* **Data to process**

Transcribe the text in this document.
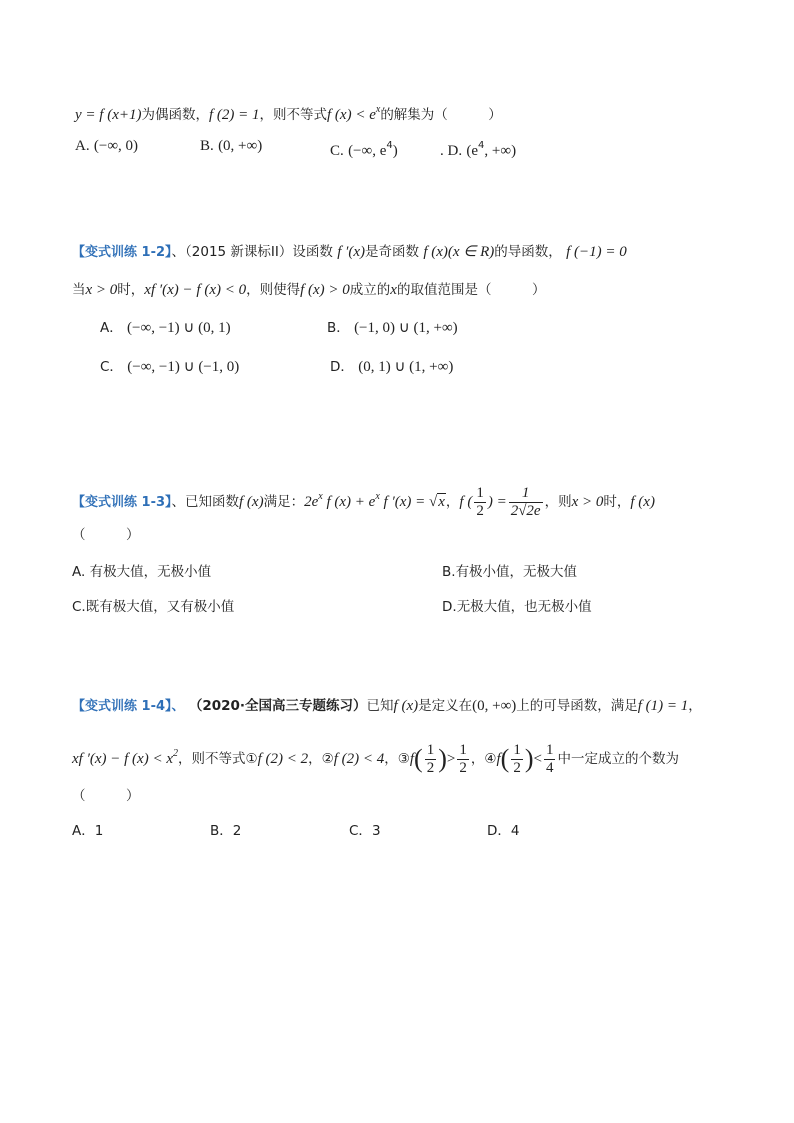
y = f (x+1)为偶函数，f (2) = 1，则不等式f $(x) < e^x$的解集为（　　　）
A. (−∞, 0)	B. (0, +∞)	C. (−∞, $e^4$)	. D. ($e^4$, +∞)
【变式训练 1-2】、（2015 新课标II）设函数 f ′(x)是奇函数 f (x)(x ∈ R)的导函数， f (−1) = 0
当x > 0时，xf ′(x) − f (x) < 0，则使得f (x) > 0成立的x的取值范围是（　　　）
A． (−∞, −1) ∪ (0, 1)	B． (−1, 0) ∪ (1, +∞)
C． (−∞, −1) ∪ (−1, 0)	D． (0, 1) ∪ (1, +∞)
【变式训练 1-3】、已知函数f (x)满足：$2e^x$ f $(x) + e^x$ f ′(x) = √x，f ( $\frac{1}{2}$ ) = $\frac{1}{2√2e}$ ，则x > 0时，f (x)
（　　　）
A. 有极大值，无极小值	B.有极小值，无极大值
C.既有极大值，又有极小值	D.无极大值，也无极小值
【变式训练 1-4】、 （2020·全国高三专题练习）已知f (x)是定义在(0, +∞)上的可导函数，满足f (1) = 1，
xf ′(x) − f $(x) < x^2$，则不等式①f (2) < 2，②f (2) < 4，③f( $\frac{1}{2}$ )> $\frac{1}{2}$ ，④f( $\frac{1}{2}$ )< $\frac{1}{4}$ 中一定成立的个数为
（　　　）
A．1	B．2	C．3	D．4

* **Given request**
Say how many lines in the entries contain the string "变式训练", and leave out everything else.

* **Exercise answer**
3